* _Kutipan Sumber_
■ ■ ■ ■ ■ ■ ■

Kenalkan 198 Cagar Budaya
Gunung Penanggungan kaya cagar budaya. Saat ini tim ekspedisi Gunung Penanggungan Universitas Surabaya (Ubaya) terus melakukan eksplorasi. Hingga 2017, tercatat ada 198 cagar budaya.
’’SETIAP didata, jumlahnya makin bertambah,’’ ujar Hadi Sidomulyo, staf ahli tim ekspedisi Gunung Penanggungan Universitas Surabaya (Ubaya), mengawali diskusi pada Kamis (18/5). Puluhan peserta, yakni mahasiswa dan siswa, yang ikut kegiatan di rumah peradaban situs Gunung Penanggungan di Trawas, Kabupaten Mojokerto, itu terlihat heran. Beberapa mengernyitkan dahi. Hadi lantas menunjukkan foto-foto cagar budaya Gunung Penanggungan dalam nya. ’’Ini situssitus yang belum lama ditemukan. Setiap mendaki, selalu menemukan yang baru,’’ terangnya.

■ ■ ■ ■ ■ ■ ■

* _Data yang Diberikan_
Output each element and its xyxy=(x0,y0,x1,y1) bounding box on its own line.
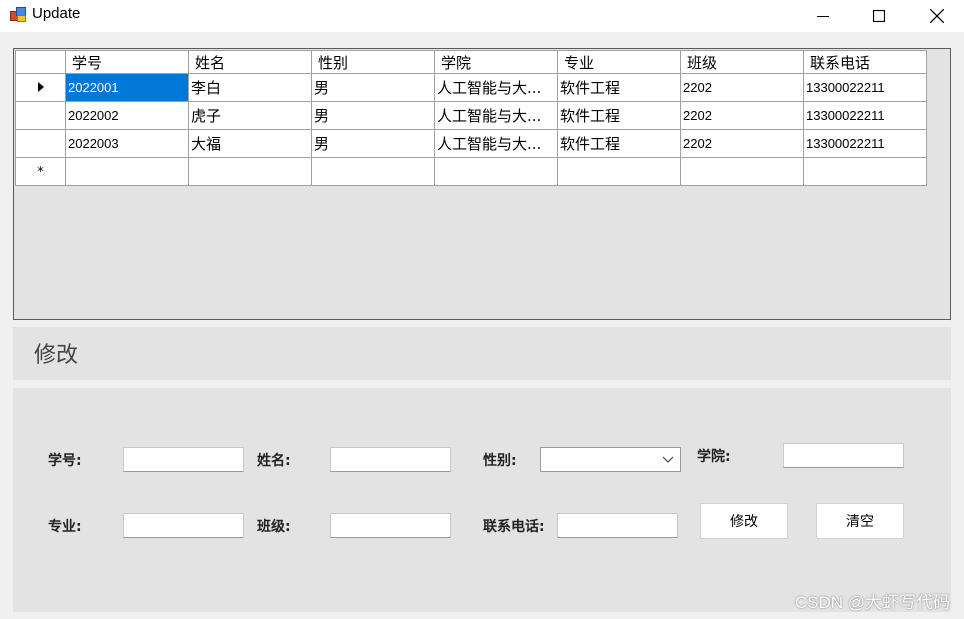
grid-cell[interactable]: 2202 xyxy=(680,129,804,158)
college-label: 学院: xyxy=(697,449,731,465)
class-input[interactable] xyxy=(330,513,451,538)
column-header-college[interactable]: 学院 xyxy=(434,50,558,74)
name-label: 姓名: xyxy=(257,453,291,469)
grid-cell[interactable] xyxy=(803,157,927,186)
edit-form-panel: 学号: 姓名: 性别: 学院: 专业: 班级: 联系电话: 修改 清空 xyxy=(13,388,951,612)
class-label: 班级: xyxy=(257,519,291,535)
grid-cell[interactable]: 软件工程 xyxy=(557,101,681,130)
grid-cell[interactable] xyxy=(557,157,681,186)
grid-cell[interactable]: 男 xyxy=(311,129,435,158)
column-header-major[interactable]: 专业 xyxy=(557,50,681,74)
grid-cell[interactable]: 2022001 xyxy=(65,73,189,102)
id-input[interactable] xyxy=(123,447,244,472)
edit-heading: 修改 xyxy=(34,343,79,368)
grid-cell[interactable]: 2022002 xyxy=(65,101,189,130)
grid-cell[interactable]: 人工智能与大... xyxy=(434,73,558,102)
grid-corner-cell xyxy=(15,50,66,74)
new-row-asterisk-icon: * xyxy=(37,164,44,180)
column-header-phone[interactable]: 联系电话 xyxy=(803,50,927,74)
table-row[interactable]: 2022002 虎子 男 人工智能与大... 软件工程 2202 1330002… xyxy=(15,101,927,130)
phone-label: 联系电话: xyxy=(483,519,545,535)
major-input[interactable] xyxy=(123,513,244,538)
column-header-gender[interactable]: 性别 xyxy=(311,50,435,74)
new-row[interactable]: * xyxy=(15,157,927,186)
watermark: CSDN @大虾写代码 xyxy=(794,593,950,612)
edit-heading-panel: 修改 xyxy=(13,327,951,380)
table-row[interactable]: 2022001 李白 男 人工智能与大... 软件工程 2202 1330002… xyxy=(15,73,927,102)
grid-cell[interactable]: 2202 xyxy=(680,101,804,130)
chevron-down-icon xyxy=(662,456,674,463)
grid-cell[interactable]: 2022003 xyxy=(65,129,189,158)
row-header[interactable] xyxy=(15,101,66,130)
grid-cell[interactable]: 虎子 xyxy=(188,101,312,130)
window-title: Update xyxy=(32,5,81,22)
minimize-button[interactable] xyxy=(800,0,846,32)
close-icon xyxy=(930,9,944,23)
grid-cell[interactable] xyxy=(434,157,558,186)
grid-cell[interactable]: 男 xyxy=(311,101,435,130)
grid-cell[interactable] xyxy=(311,157,435,186)
phone-input[interactable] xyxy=(557,513,678,538)
grid-cell[interactable]: 13300022211 xyxy=(803,129,927,158)
grid-cell[interactable]: 李白 xyxy=(188,73,312,102)
grid-cell[interactable]: 2202 xyxy=(680,73,804,102)
grid-cell[interactable]: 13300022211 xyxy=(803,73,927,102)
id-label: 学号: xyxy=(48,453,82,469)
current-row-arrow-icon xyxy=(37,81,44,92)
row-header[interactable] xyxy=(15,129,66,158)
app-icon xyxy=(10,7,27,23)
maximize-button[interactable] xyxy=(856,0,902,32)
grid-cell[interactable] xyxy=(680,157,804,186)
grid-table: 学号 姓名 性别 学院 专业 班级 联系电话 2022001 李白 男 人工智能… xyxy=(15,50,927,186)
maximize-icon xyxy=(873,10,885,22)
gender-label: 性别: xyxy=(483,453,517,469)
grid-cell[interactable]: 13300022211 xyxy=(803,101,927,130)
grid-cell[interactable] xyxy=(65,157,189,186)
minimize-icon xyxy=(817,16,829,17)
grid-header-row: 学号 姓名 性别 学院 专业 班级 联系电话 xyxy=(15,50,927,74)
gender-select[interactable] xyxy=(540,447,681,472)
clear-button[interactable]: 清空 xyxy=(816,503,904,539)
close-button[interactable] xyxy=(914,0,960,32)
column-header-id[interactable]: 学号 xyxy=(65,50,189,74)
grid-cell[interactable]: 大福 xyxy=(188,129,312,158)
title-bar: Update xyxy=(0,0,964,32)
row-header-current[interactable] xyxy=(15,73,66,102)
grid-cell[interactable]: 软件工程 xyxy=(557,129,681,158)
college-input[interactable] xyxy=(783,443,904,468)
major-label: 专业: xyxy=(48,519,82,535)
grid-cell[interactable]: 男 xyxy=(311,73,435,102)
grid-cell[interactable]: 人工智能与大... xyxy=(434,101,558,130)
new-row-header[interactable]: * xyxy=(15,157,66,186)
table-row[interactable]: 2022003 大福 男 人工智能与大... 软件工程 2202 1330002… xyxy=(15,129,927,158)
name-input[interactable] xyxy=(330,447,451,472)
update-button[interactable]: 修改 xyxy=(700,503,788,539)
grid-cell[interactable]: 人工智能与大... xyxy=(434,129,558,158)
grid-cell[interactable] xyxy=(188,157,312,186)
column-header-class[interactable]: 班级 xyxy=(680,50,804,74)
grid-cell[interactable]: 软件工程 xyxy=(557,73,681,102)
student-data-grid[interactable]: 学号 姓名 性别 学院 专业 班级 联系电话 2022001 李白 男 人工智能… xyxy=(13,48,951,320)
column-header-name[interactable]: 姓名 xyxy=(188,50,312,74)
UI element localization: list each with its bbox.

■ ■ ■ ■ ■ ■ ■

* _Daftar Tugas_
1) Tentukan apakah setiap pernyataan berikut sesuai dengan teks tentang cagar budaya Gunung Penanggungan. Jawab ya atau tidak, lalu kutip kata-kata teks yang menjadi penentunya. (a) Hingga 2017 tercatat 198 cagar budaya. (b) Diskusi diawali pada hari Jumat. (c) Peserta kegiatan terdiri atas dosen dan peneliti.
2) Sebutkan semua nama diri orang, lembaga, dan tempat yang muncul dalam teks tentang cagar budaya Gunung Penanggungan.
3) Lanjutkan teks tentang cagar budaya Gunung Penanggungan mulai dari kalimat sesudah kalimat terakhirnya.

* _Jawaban Soal_
1)
(a) Ya: "Hingga 2017, tercatat ada 198 cagar budaya."
(b) Tidak: "mengawali diskusi pada Kamis (18/5)"
(c) Tidak: "Puluhan peserta, yakni mahasiswa dan siswa"

2)
- Gunung Penanggungan
- Universitas Surabaya (Ubaya)
- Hadi Sidomulyo
- Trawas
- Kabupaten Mojokerto

3)
Jumlah cagar budaya yang ditemukan tersebut meningkat signifikan sejak 2012. Terutama setelah 2015. Pada 2015, tercatat 112 cagar budaya. Pada 2017, sudah tercatat 198 cagar budaya. Ragamnya adalah candi, tangga batu, gua, jalan kuno, hingga punden berundak.
’’Gua pertapaan saja ada 25 gua,’’ katanya. Gua tersebut merupakan gua alam yang ada tambahan bangunan kuno di bagian dalam maupun luar. Misalnya, Gua Totokan di Gunung Bekel dan Gua Manu di sisi timur laut Gunung Penanggungan.
Hadi mengungkapkan, jalur menuju Gunung Penanggungan lebih mudah sejak 2012. Jadi, akses untuk penelitian ke sana terbuka lebih lebar. Apalagi, Hadi menetap di Ubaya Penanggungan Center (UPC) di lereng Gunung Penanggungan. Dia pun memiliki banyak
waktu untuk mengeksplorasi peninggalan sejarah di gunung dengan tinggi 1.653 meter di atas permukaan laut tersebut. ’’Pertama saya ke sini pada 2012, terdata 60-an cagar budaya,’’ jelasnya.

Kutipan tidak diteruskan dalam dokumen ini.